> [DATA EXCERPTS]:
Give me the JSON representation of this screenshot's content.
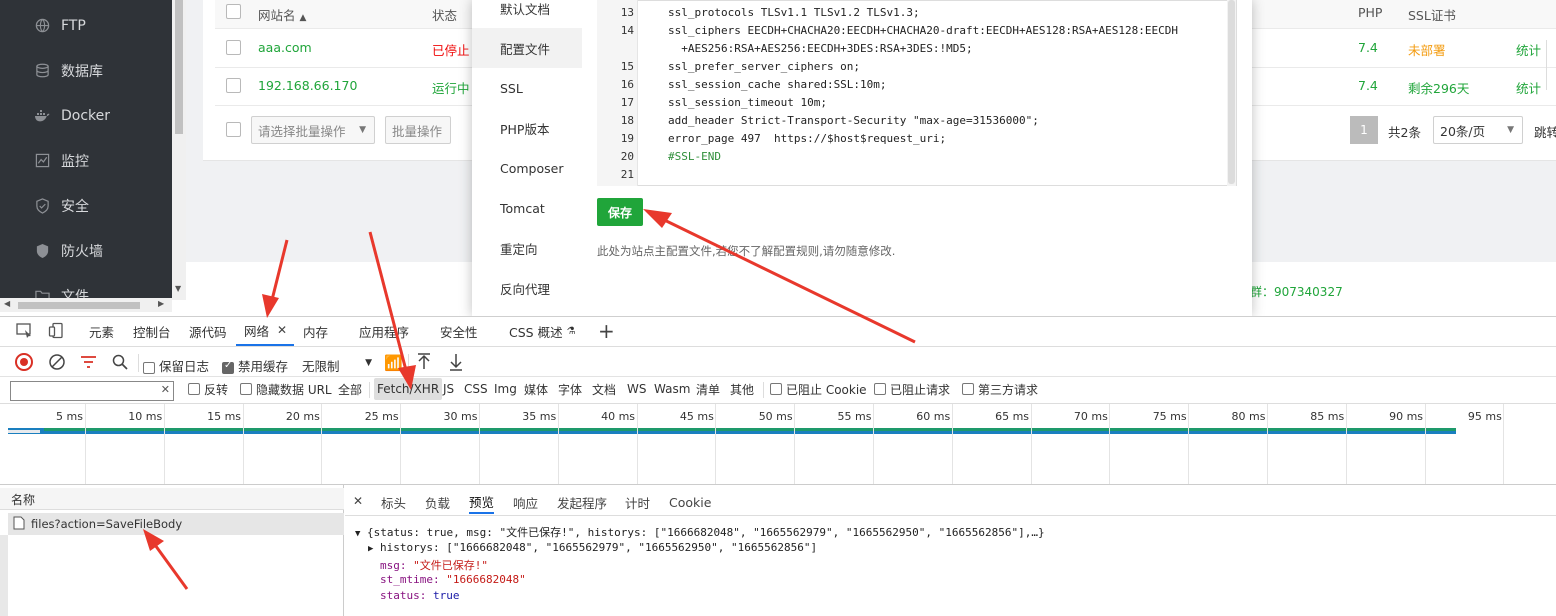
{
  "sidebar": {
    "items": [
      {
        "label": "FTP",
        "icon": "globe-icon"
      },
      {
        "label": "数据库",
        "icon": "database-icon"
      },
      {
        "label": "Docker",
        "icon": "docker-icon"
      },
      {
        "label": "监控",
        "icon": "monitor-icon"
      },
      {
        "label": "安全",
        "icon": "shield-icon"
      },
      {
        "label": "防火墙",
        "icon": "firewall-icon"
      },
      {
        "label": "文件",
        "icon": "folder-icon"
      }
    ]
  },
  "site_table": {
    "headers": {
      "name": "网站名",
      "status": "状态",
      "php": "PHP",
      "ssl": "SSL证书"
    },
    "rows": [
      {
        "name": "aaa.com",
        "status": "已停止",
        "php": "7.4",
        "ssl": "未部署",
        "action": "统计"
      },
      {
        "name": "192.168.66.170",
        "status": "运行中",
        "php": "7.4",
        "ssl": "剩余296天",
        "action": "统计"
      }
    ],
    "batch_select_placeholder": "请选择批量操作",
    "batch_button": "批量操作",
    "pagination": {
      "current_page": "1",
      "total": "共2条",
      "per_page": "20条/页",
      "jump": "跳转"
    },
    "footer_text": "群：907340327"
  },
  "dialog": {
    "menu": [
      {
        "label": "默认文档",
        "active": false
      },
      {
        "label": "配置文件",
        "active": true
      },
      {
        "label": "SSL",
        "active": false
      },
      {
        "label": "PHP版本",
        "active": false
      },
      {
        "label": "Composer",
        "active": false
      },
      {
        "label": "Tomcat",
        "active": false
      },
      {
        "label": "重定向",
        "active": false
      },
      {
        "label": "反向代理",
        "active": false
      }
    ],
    "editor_lines": [
      {
        "num": "13",
        "text": "ssl_protocols TLSv1.1 TLSv1.2 TLSv1.3;"
      },
      {
        "num": "14",
        "text": "ssl_ciphers EECDH+CHACHA20:EECDH+CHACHA20-draft:EECDH+AES128:RSA+AES128:EECDH"
      },
      {
        "num": "",
        "text": "  +AES256:RSA+AES256:EECDH+3DES:RSA+3DES:!MD5;"
      },
      {
        "num": "15",
        "text": "ssl_prefer_server_ciphers on;"
      },
      {
        "num": "16",
        "text": "ssl_session_cache shared:SSL:10m;"
      },
      {
        "num": "17",
        "text": "ssl_session_timeout 10m;"
      },
      {
        "num": "18",
        "text": "add_header Strict-Transport-Security \"max-age=31536000\";"
      },
      {
        "num": "19",
        "text": "error_page 497  https://$host$request_uri;"
      },
      {
        "num": "20",
        "text": "#SSL-END"
      },
      {
        "num": "21",
        "text": ""
      }
    ],
    "save_label": "保存",
    "note": "此处为站点主配置文件,若您不了解配置规则,请勿随意修改."
  },
  "devtools": {
    "tabs": [
      "元素",
      "控制台",
      "源代码",
      "网络",
      "内存",
      "应用程序",
      "安全性",
      "CSS 概述"
    ],
    "active_tab": "网络",
    "toolbar": {
      "preserve_log": "保留日志",
      "disable_cache": "禁用缓存",
      "throttle": "无限制"
    },
    "filters": {
      "invert": "反转",
      "hide_data_url": "隐藏数据 URL",
      "types": [
        "全部",
        "Fetch/XHR",
        "JS",
        "CSS",
        "Img",
        "媒体",
        "字体",
        "文档",
        "WS",
        "Wasm",
        "清单",
        "其他"
      ],
      "active_type": "Fetch/XHR",
      "blocked_cookie": "已阻止 Cookie",
      "blocked_requests": "已阻止请求",
      "third_party": "第三方请求"
    },
    "timeline_ticks": [
      "5 ms",
      "10 ms",
      "15 ms",
      "20 ms",
      "25 ms",
      "30 ms",
      "35 ms",
      "40 ms",
      "45 ms",
      "50 ms",
      "55 ms",
      "60 ms",
      "65 ms",
      "70 ms",
      "75 ms",
      "80 ms",
      "85 ms",
      "90 ms",
      "95 ms",
      "10"
    ],
    "request_list": {
      "header": "名称",
      "requests": [
        "files?action=SaveFileBody"
      ]
    },
    "detail_tabs": [
      "标头",
      "负载",
      "预览",
      "响应",
      "发起程序",
      "计时",
      "Cookie"
    ],
    "active_detail_tab": "预览",
    "preview": {
      "summary": "{status: true, msg: \"文件已保存!\", historys: [\"1666682048\", \"1665562979\", \"1665562950\", \"1665562856\"],…}",
      "historys": "historys: [\"1666682048\", \"1665562979\", \"1665562950\", \"1665562856\"]",
      "msg_key": "msg:",
      "msg_val": "\"文件已保存!\"",
      "mtime_key": "st_mtime:",
      "mtime_val": "\"1666682048\"",
      "status_key": "status:",
      "status_val": "true"
    }
  },
  "colors": {
    "accent_green": "#20a53a",
    "sidebar_bg": "#2f3338",
    "annotation_red": "#e8382c",
    "devtools_blue": "#1a73e8"
  }
}
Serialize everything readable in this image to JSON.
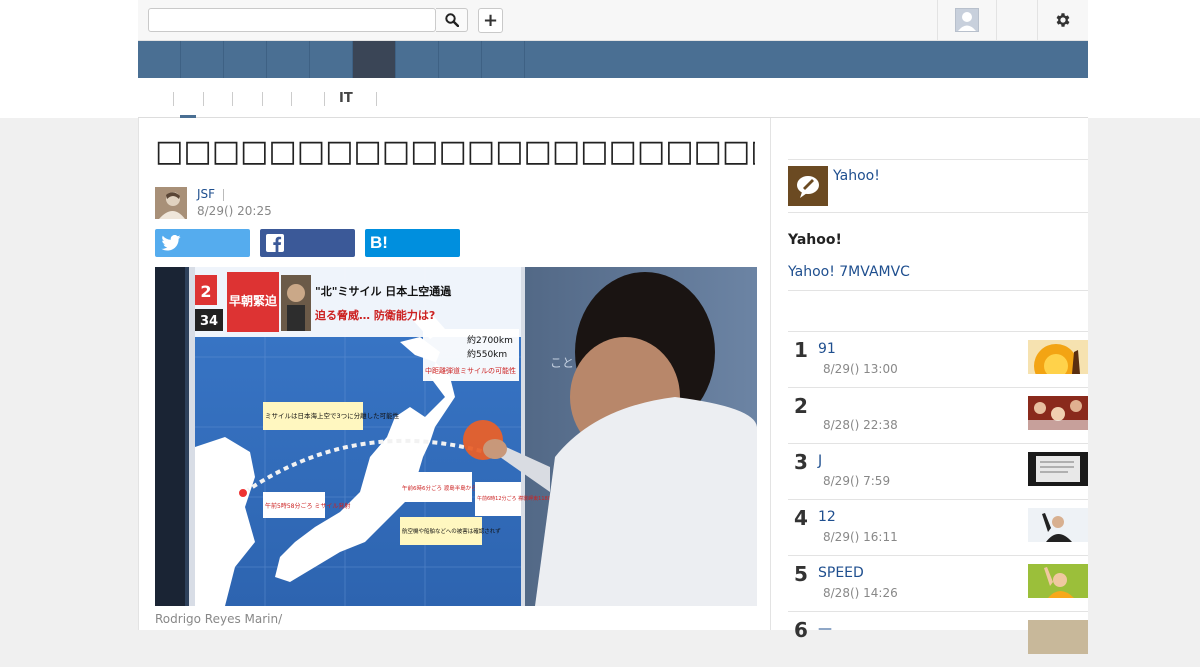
{
  "search": {
    "value": "",
    "placeholder": ""
  },
  "toolbar": {
    "plus_label": "+"
  },
  "article": {
    "headline": "□□□□□□□□□□□□□□□□□□□□□□□Ｊ□□□□□□□□□□□□□",
    "author": "JSF",
    "date": "8/29() 20:25",
    "share": {
      "hatena_label": "B!"
    },
    "photo_caption": "Rodrigo Reyes Marin/"
  },
  "sidebar": {
    "author_link": "Yahoo!",
    "section_title": "Yahoo!",
    "promo_link": "Yahoo! 7MVAMVC",
    "ranking": [
      {
        "rank": "1",
        "title": "91",
        "date": "8/29() 13:00"
      },
      {
        "rank": "2",
        "title": "",
        "date": "8/28() 22:38"
      },
      {
        "rank": "3",
        "title": "J",
        "date": "8/29() 7:59"
      },
      {
        "rank": "4",
        "title": "12",
        "date": "8/29() 16:11"
      },
      {
        "rank": "5",
        "title": "SPEED",
        "date": "8/28() 14:26"
      },
      {
        "rank": "6",
        "title": "—",
        "date": ""
      }
    ]
  },
  "subnav": {
    "items": [
      "",
      "",
      "",
      "",
      "",
      "IT",
      ""
    ]
  },
  "photo": {
    "label_channel": "2",
    "label_number": "34",
    "banner_red": "早朝緊迫",
    "banner_main": "\"北\"ミサイル 日本上空通過",
    "banner_sub": "迫る脅威… 防衛能力は?",
    "range_1": "約2700km",
    "range_2": "約550km",
    "range_label": "中距離弾道ミサイルの可能性",
    "note_split": "ミサイルは日本海上空で3つに分離した可能性",
    "note_launch": "午前5時58分ごろ ミサイル発射",
    "note_pass": "午前6時6分ごろ 渡島半島から上空を通過",
    "note_fall": "午前6時12分ごろ 襟裳岬東1180km落下",
    "note_damage": "航空機や船舶などへの被害は確認されず",
    "place_label": "ことし"
  },
  "colors": {
    "nav": "#4a6f93",
    "nav_active": "#3a4556",
    "twitter": "#55acee",
    "facebook": "#3b5998",
    "hatena": "#008fde",
    "link": "#1f4f8f"
  }
}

> [WHAT IS EXPECTED]: Quote everything in the listing above exactly; pictures are the only thing to omit.

> [EXERCISE SOLUTION]:
Give me the JSON representation of this screenshot's content.
{
  "sidebar": {
    "items": [
      {
        "label": "FTP",
        "icon": "globe-icon"
      },
      {
        "label": "数据库",
        "icon": "database-icon"
      },
      {
        "label": "Docker",
        "icon": "docker-icon"
      },
      {
        "label": "监控",
        "icon": "monitor-icon"
      },
      {
        "label": "安全",
        "icon": "shield-icon"
      },
      {
        "label": "防火墙",
        "icon": "firewall-icon"
      },
      {
        "label": "文件",
        "icon": "folder-icon"
      }
    ]
  },
  "site_table": {
    "headers": {
      "name": "网站名",
      "status": "状态",
      "php": "PHP",
      "ssl": "SSL证书"
    },
    "rows": [
      {
        "name": "aaa.com",
        "status": "已停止",
        "php": "7.4",
        "ssl": "未部署",
        "action": "统计"
      },
      {
        "name": "192.168.66.170",
        "status": "运行中",
        "php": "7.4",
        "ssl": "剩余296天",
        "action": "统计"
      }
    ],
    "batch_select_placeholder": "请选择批量操作",
    "batch_button": "批量操作",
    "pagination": {
      "current_page": "1",
      "total": "共2条",
      "per_page": "20条/页",
      "jump": "跳转"
    },
    "footer_text": "群：907340327"
  },
  "dialog": {
    "menu": [
      {
        "label": "默认文档",
        "active": false
      },
      {
        "label": "配置文件",
        "active": true
      },
      {
        "label": "SSL",
        "active": false
      },
      {
        "label": "PHP版本",
        "active": false
      },
      {
        "label": "Composer",
        "active": false
      },
      {
        "label": "Tomcat",
        "active": false
      },
      {
        "label": "重定向",
        "active": false
      },
      {
        "label": "反向代理",
        "active": false
      }
    ],
    "editor_lines": [
      {
        "num": "13",
        "text": "ssl_protocols TLSv1.1 TLSv1.2 TLSv1.3;"
      },
      {
        "num": "14",
        "text": "ssl_ciphers EECDH+CHACHA20:EECDH+CHACHA20-draft:EECDH+AES128:RSA+AES128:EECDH"
      },
      {
        "num": "",
        "text": "  +AES256:RSA+AES256:EECDH+3DES:RSA+3DES:!MD5;"
      },
      {
        "num": "15",
        "text": "ssl_prefer_server_ciphers on;"
      },
      {
        "num": "16",
        "text": "ssl_session_cache shared:SSL:10m;"
      },
      {
        "num": "17",
        "text": "ssl_session_timeout 10m;"
      },
      {
        "num": "18",
        "text": "add_header Strict-Transport-Security \"max-age=31536000\";"
      },
      {
        "num": "19",
        "text": "error_page 497  https://$host$request_uri;"
      },
      {
        "num": "20",
        "text": "#SSL-END"
      },
      {
        "num": "21",
        "text": ""
      }
    ],
    "save_label": "保存",
    "note": "此处为站点主配置文件,若您不了解配置规则,请勿随意修改."
  },
  "devtools": {
    "tabs": [
      "元素",
      "控制台",
      "源代码",
      "网络",
      "内存",
      "应用程序",
      "安全性",
      "CSS 概述"
    ],
    "active_tab": "网络",
    "toolbar": {
      "preserve_log": "保留日志",
      "disable_cache": "禁用缓存",
      "throttle": "无限制"
    },
    "filters": {
      "invert": "反转",
      "hide_data_url": "隐藏数据 URL",
      "types": [
        "全部",
        "Fetch/XHR",
        "JS",
        "CSS",
        "Img",
        "媒体",
        "字体",
        "文档",
        "WS",
        "Wasm",
        "清单",
        "其他"
      ],
      "active_type": "Fetch/XHR",
      "blocked_cookie": "已阻止 Cookie",
      "blocked_requests": "已阻止请求",
      "third_party": "第三方请求"
    },
    "timeline_ticks": [
      "5 ms",
      "10 ms",
      "15 ms",
      "20 ms",
      "25 ms",
      "30 ms",
      "35 ms",
      "40 ms",
      "45 ms",
      "50 ms",
      "55 ms",
      "60 ms",
      "65 ms",
      "70 ms",
      "75 ms",
      "80 ms",
      "85 ms",
      "90 ms",
      "95 ms",
      "10"
    ],
    "request_list": {
      "header": "名称",
      "requests": [
        "files?action=SaveFileBody"
      ]
    },
    "detail_tabs": [
      "标头",
      "负载",
      "预览",
      "响应",
      "发起程序",
      "计时",
      "Cookie"
    ],
    "active_detail_tab": "预览",
    "preview": {
      "summary": "{status: true, msg: \"文件已保存!\", historys: [\"1666682048\", \"1665562979\", \"1665562950\", \"1665562856\"],…}",
      "historys": "historys: [\"1666682048\", \"1665562979\", \"1665562950\", \"1665562856\"]",
      "msg_key": "msg:",
      "msg_val": "\"文件已保存!\"",
      "mtime_key": "st_mtime:",
      "mtime_val": "\"1666682048\"",
      "status_key": "status:",
      "status_val": "true"
    }
  },
  "colors": {
    "accent_green": "#20a53a",
    "sidebar_bg": "#2f3338",
    "annotation_red": "#e8382c",
    "devtools_blue": "#1a73e8"
  }
}
Serialize everything readable in this image to JSON.
{
  "search": {
    "value": "",
    "placeholder": ""
  },
  "toolbar": {
    "plus_label": "+"
  },
  "article": {
    "headline": "□□□□□□□□□□□□□□□□□□□□□□□Ｊ□□□□□□□□□□□□□",
    "author": "JSF",
    "date": "8/29() 20:25",
    "share": {
      "hatena_label": "B!"
    },
    "photo_caption": "Rodrigo Reyes Marin/"
  },
  "sidebar": {
    "author_link": "Yahoo!",
    "section_title": "Yahoo!",
    "promo_link": "Yahoo! 7MVAMVC",
    "ranking": [
      {
        "rank": "1",
        "title": "91",
        "date": "8/29() 13:00"
      },
      {
        "rank": "2",
        "title": "",
        "date": "8/28() 22:38"
      },
      {
        "rank": "3",
        "title": "J",
        "date": "8/29() 7:59"
      },
      {
        "rank": "4",
        "title": "12",
        "date": "8/29() 16:11"
      },
      {
        "rank": "5",
        "title": "SPEED",
        "date": "8/28() 14:26"
      },
      {
        "rank": "6",
        "title": "—",
        "date": ""
      }
    ]
  },
  "subnav": {
    "items": [
      "",
      "",
      "",
      "",
      "",
      "IT",
      ""
    ]
  },
  "photo": {
    "label_channel": "2",
    "label_number": "34",
    "banner_red": "早朝緊迫",
    "banner_main": "\"北\"ミサイル 日本上空通過",
    "banner_sub": "迫る脅威… 防衛能力は?",
    "range_1": "約2700km",
    "range_2": "約550km",
    "range_label": "中距離弾道ミサイルの可能性",
    "note_split": "ミサイルは日本海上空で3つに分離した可能性",
    "note_launch": "午前5時58分ごろ ミサイル発射",
    "note_pass": "午前6時6分ごろ 渡島半島から上空を通過",
    "note_fall": "午前6時12分ごろ 襟裳岬東1180km落下",
    "note_damage": "航空機や船舶などへの被害は確認されず",
    "place_label": "ことし"
  },
  "colors": {
    "nav": "#4a6f93",
    "nav_active": "#3a4556",
    "twitter": "#55acee",
    "facebook": "#3b5998",
    "hatena": "#008fde",
    "link": "#1f4f8f"
  }
}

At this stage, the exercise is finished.